__WHAT NEEDS TO BE DONE__
Copy all the lines of the material below word for word, leaving out the pictures.

__SUPPLIED ENTRIES__

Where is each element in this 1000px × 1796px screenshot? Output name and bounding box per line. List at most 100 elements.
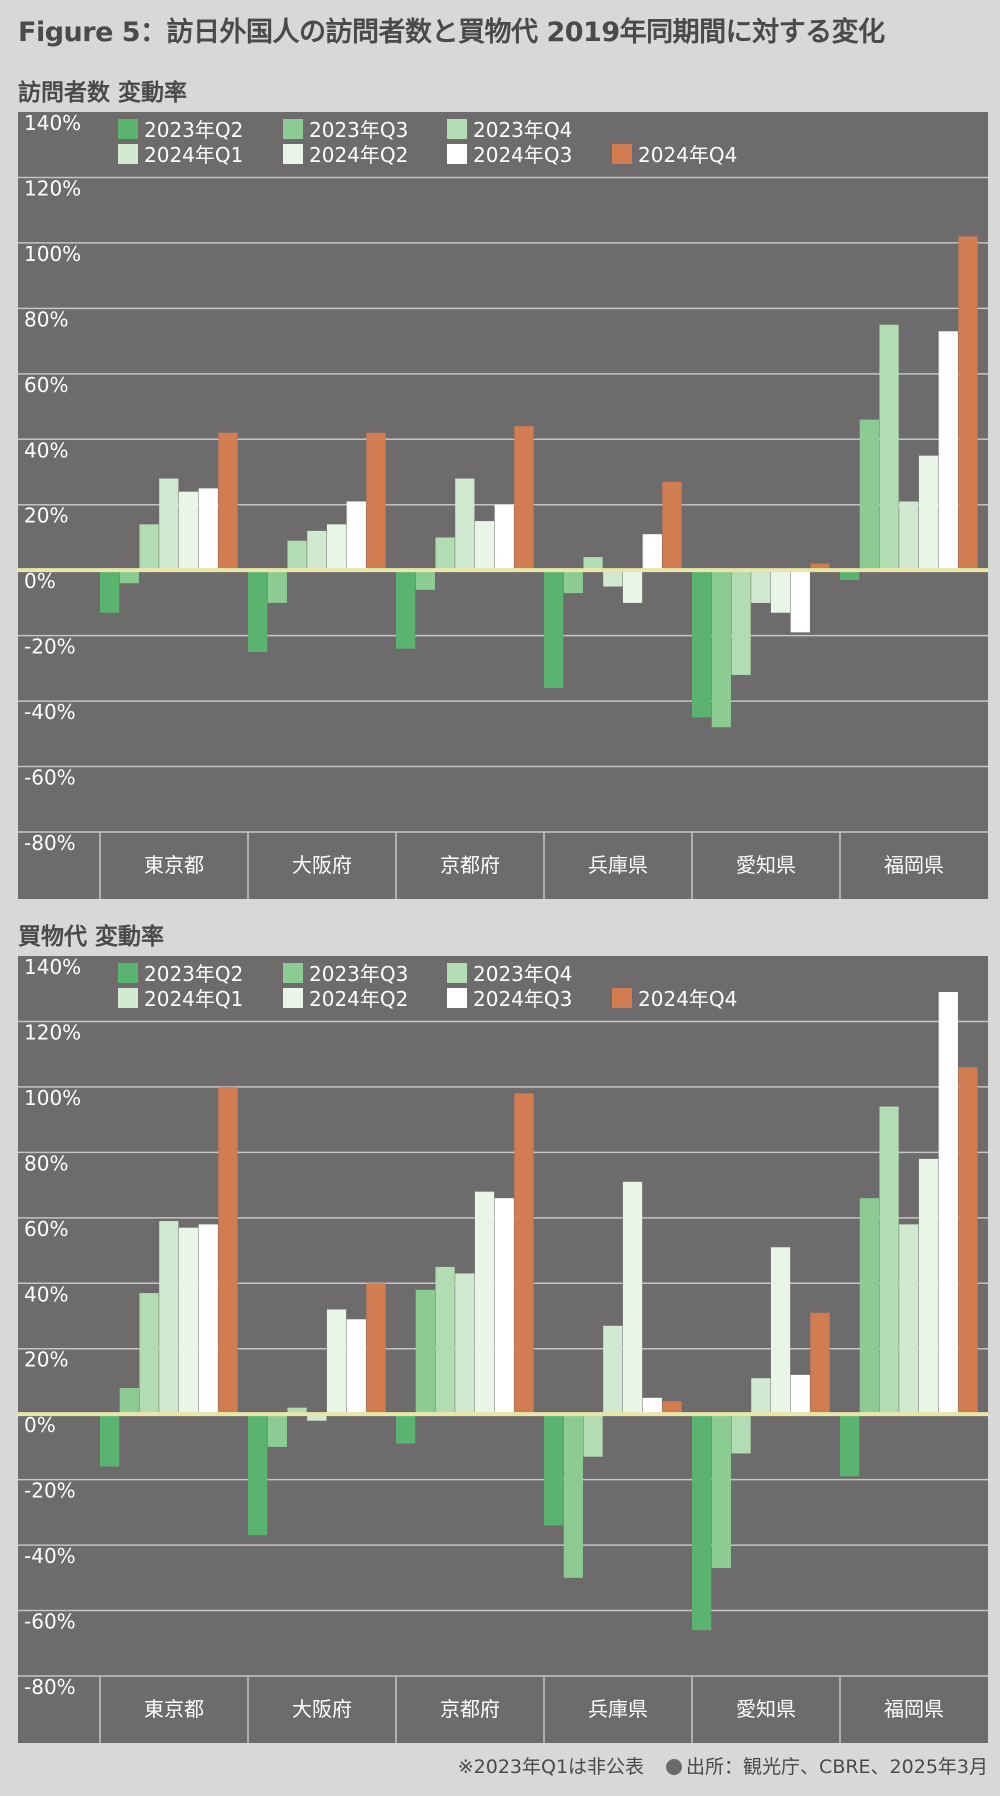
bar	[415, 1289, 435, 1415]
shopping-change-chart: 140% 120% 100% 80% 60% 40% 20% 0% -20% -40% -60% -8…	[18, 955, 988, 1743]
x-category-label: 東京都	[144, 1697, 204, 1721]
legend-swatch	[447, 144, 467, 164]
bar	[790, 1374, 810, 1415]
bar	[563, 570, 583, 594]
bar	[958, 236, 978, 571]
bar	[711, 1414, 731, 1568]
bar	[218, 1086, 238, 1415]
bar	[346, 1319, 366, 1415]
legend-label: 2024年Q1	[144, 987, 243, 1011]
bar	[751, 1378, 771, 1415]
bar	[514, 426, 534, 571]
y-tick-label: -80%	[24, 831, 76, 855]
x-category-label: 愛知県	[736, 853, 796, 877]
bar	[692, 570, 712, 718]
x-category-label: 京都府	[440, 853, 500, 877]
bar	[435, 1266, 455, 1415]
bar	[583, 1414, 603, 1457]
bar	[139, 524, 159, 571]
bar	[396, 570, 416, 649]
legend-label: 2024年Q3	[473, 987, 572, 1011]
y-tick-label: 140%	[24, 955, 81, 979]
legend-label: 2023年Q3	[309, 962, 408, 986]
chart-1-title: 訪問者数 変動率	[18, 80, 188, 106]
legend-label: 2024年Q2	[309, 143, 408, 167]
bar	[474, 521, 495, 571]
y-tick-label: -60%	[24, 766, 76, 790]
bar	[642, 1397, 662, 1415]
legend-label: 2023年Q3	[309, 118, 408, 142]
bar	[958, 1067, 978, 1415]
bar	[692, 1414, 712, 1631]
bar	[474, 1191, 495, 1415]
y-tick-label: -20%	[24, 635, 76, 659]
legend-label: 2023年Q4	[473, 118, 572, 142]
bar	[544, 1414, 564, 1526]
bar	[248, 570, 268, 652]
bar	[435, 537, 455, 571]
bar	[514, 1093, 534, 1415]
bar	[119, 570, 139, 584]
legend-swatch	[118, 988, 138, 1008]
y-tick-label: 80%	[24, 1151, 68, 1175]
y-tick-label: 40%	[24, 438, 68, 462]
bar	[731, 570, 751, 675]
bar	[731, 1414, 751, 1454]
legend-swatch	[283, 144, 303, 164]
legend-swatch	[447, 988, 467, 1008]
bar	[100, 570, 120, 613]
x-category-label: 兵庫県	[588, 853, 648, 877]
x-category-label: 京都府	[440, 1697, 500, 1721]
bar	[840, 570, 860, 580]
bar	[583, 557, 603, 571]
bar	[810, 563, 830, 571]
y-tick-label: 40%	[24, 1282, 68, 1306]
bar	[642, 534, 662, 571]
legend-swatch	[283, 988, 303, 1008]
bar	[622, 1181, 643, 1415]
bar	[899, 1224, 919, 1415]
bar	[455, 478, 475, 571]
bar	[810, 1312, 830, 1415]
y-tick-label: 100%	[24, 1086, 81, 1110]
legend-label: 2024年Q3	[473, 143, 572, 167]
y-tick-label: 140%	[24, 111, 81, 135]
legend-label: 2024年Q4	[638, 143, 737, 167]
legend-swatch	[612, 144, 632, 164]
bar	[544, 570, 564, 688]
bar	[938, 331, 958, 571]
visitors-change-chart: 140% 120% 100% 80% 60% 40% 20% 0% -20% -40% -60% -8…	[18, 111, 988, 899]
legend-swatch	[447, 963, 467, 983]
bar	[178, 491, 199, 571]
y-tick-label: 120%	[24, 176, 81, 200]
y-tick-label: -40%	[24, 700, 76, 724]
bar	[711, 570, 731, 728]
legend-label: 2024年Q4	[638, 987, 737, 1011]
bar	[770, 1247, 791, 1415]
bar	[918, 455, 939, 571]
bar	[918, 1158, 939, 1415]
bar	[287, 1407, 307, 1415]
bar	[346, 501, 366, 571]
bar	[790, 570, 810, 633]
y-tick-label: 120%	[24, 1020, 81, 1044]
bar	[366, 1283, 386, 1415]
y-tick-label: 0%	[24, 569, 56, 593]
bar	[662, 481, 682, 571]
y-tick-label: 60%	[24, 373, 68, 397]
y-tick-label: -20%	[24, 1479, 76, 1503]
legend-label: 2024年Q2	[309, 987, 408, 1011]
bar	[307, 530, 327, 571]
footer-note: ※2023年Q1は非公表	[457, 1756, 645, 1778]
x-category-label: 福岡県	[884, 853, 944, 877]
bar	[267, 570, 287, 603]
bar	[198, 488, 218, 571]
bar	[119, 1388, 139, 1415]
legend-swatch	[447, 119, 467, 139]
bullet-icon	[666, 1759, 683, 1775]
bar	[287, 540, 307, 571]
bar	[326, 1309, 347, 1415]
legend-label: 2023年Q2	[144, 962, 243, 986]
bar	[159, 1221, 179, 1415]
footer: ※2023年Q1は非公表 出所：観光庁、CBRE、2025年3月	[0, 1752, 988, 1779]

__TASK RESULT__
Where is each element in this 1000px × 1796px screenshot? Output name and bounding box per line. List at most 100 elements.
bar	[415, 1289, 435, 1415]
shopping-change-chart: 140% 120% 100% 80% 60% 40% 20% 0% -20% -40% -60% -8…	[18, 955, 988, 1743]
x-category-label: 東京都	[144, 1697, 204, 1721]
legend-swatch	[447, 144, 467, 164]
bar	[790, 1374, 810, 1415]
bar	[563, 570, 583, 594]
bar	[958, 236, 978, 571]
bar	[711, 1414, 731, 1568]
bar	[218, 1086, 238, 1415]
bar	[346, 1319, 366, 1415]
legend-label: 2024年Q1	[144, 987, 243, 1011]
bar	[751, 1378, 771, 1415]
bar	[514, 426, 534, 571]
y-tick-label: -80%	[24, 831, 76, 855]
x-category-label: 愛知県	[736, 853, 796, 877]
bar	[692, 570, 712, 718]
x-category-label: 京都府	[440, 853, 500, 877]
bar	[435, 1266, 455, 1415]
bar	[583, 1414, 603, 1457]
bar	[139, 524, 159, 571]
bar	[396, 570, 416, 649]
legend-label: 2024年Q3	[473, 987, 572, 1011]
y-tick-label: 140%	[24, 955, 81, 979]
legend-label: 2023年Q3	[309, 962, 408, 986]
chart-1-title: 訪問者数 変動率	[18, 80, 188, 106]
legend-label: 2024年Q2	[309, 143, 408, 167]
bar	[474, 521, 495, 571]
y-tick-label: -60%	[24, 766, 76, 790]
bar	[642, 1397, 662, 1415]
legend-label: 2023年Q3	[309, 118, 408, 142]
bar	[958, 1067, 978, 1415]
bar	[692, 1414, 712, 1631]
bar	[474, 1191, 495, 1415]
y-tick-label: -20%	[24, 635, 76, 659]
legend-label: 2023年Q4	[473, 118, 572, 142]
bar	[544, 1414, 564, 1526]
bar	[248, 570, 268, 652]
bar	[435, 537, 455, 571]
bar	[514, 1093, 534, 1415]
bar	[119, 570, 139, 584]
legend-swatch	[118, 988, 138, 1008]
y-tick-label: 80%	[24, 1151, 68, 1175]
y-tick-label: 40%	[24, 438, 68, 462]
bar	[731, 570, 751, 675]
bar	[731, 1414, 751, 1454]
legend-swatch	[283, 144, 303, 164]
legend-swatch	[447, 988, 467, 1008]
bar	[100, 570, 120, 613]
x-category-label: 兵庫県	[588, 853, 648, 877]
x-category-label: 京都府	[440, 1697, 500, 1721]
bar	[840, 570, 860, 580]
bar	[583, 557, 603, 571]
bar	[810, 563, 830, 571]
y-tick-label: 40%	[24, 1282, 68, 1306]
bar	[642, 534, 662, 571]
legend-swatch	[283, 988, 303, 1008]
bar	[622, 1181, 643, 1415]
bar	[899, 1224, 919, 1415]
bar	[455, 478, 475, 571]
bar	[810, 1312, 830, 1415]
y-tick-label: 100%	[24, 1086, 81, 1110]
legend-label: 2024年Q3	[473, 143, 572, 167]
y-tick-label: 140%	[24, 111, 81, 135]
legend-label: 2024年Q4	[638, 143, 737, 167]
legend-swatch	[612, 144, 632, 164]
bar	[544, 570, 564, 688]
bar	[938, 331, 958, 571]
visitors-change-chart: 140% 120% 100% 80% 60% 40% 20% 0% -20% -40% -60% -8…	[18, 111, 988, 899]
legend-swatch	[447, 963, 467, 983]
bar	[178, 491, 199, 571]
y-tick-label: 120%	[24, 176, 81, 200]
y-tick-label: -40%	[24, 700, 76, 724]
bar	[711, 570, 731, 728]
legend-label: 2024年Q4	[638, 987, 737, 1011]
bar	[770, 1247, 791, 1415]
bar	[918, 455, 939, 571]
bar	[918, 1158, 939, 1415]
bar	[287, 1407, 307, 1415]
bar	[346, 501, 366, 571]
bar	[790, 570, 810, 633]
y-tick-label: 120%	[24, 1020, 81, 1044]
bar	[366, 1283, 386, 1415]
y-tick-label: 0%	[24, 569, 56, 593]
bar	[662, 481, 682, 571]
y-tick-label: 60%	[24, 373, 68, 397]
y-tick-label: -20%	[24, 1479, 76, 1503]
legend-label: 2024年Q2	[309, 987, 408, 1011]
bar	[307, 530, 327, 571]
footer-note: ※2023年Q1は非公表	[457, 1756, 645, 1778]
x-category-label: 福岡県	[884, 853, 944, 877]
bar	[267, 570, 287, 603]
bar	[198, 488, 218, 571]
bar	[119, 1388, 139, 1415]
legend-swatch	[447, 119, 467, 139]
bullet-icon	[666, 1759, 683, 1775]
bar	[287, 540, 307, 571]
bar	[326, 1309, 347, 1415]
legend-label: 2023年Q2	[144, 962, 243, 986]
bar	[159, 1221, 179, 1415]
footer: ※2023年Q1は非公表 出所：観光庁、CBRE、2025年3月	[0, 1752, 988, 1779]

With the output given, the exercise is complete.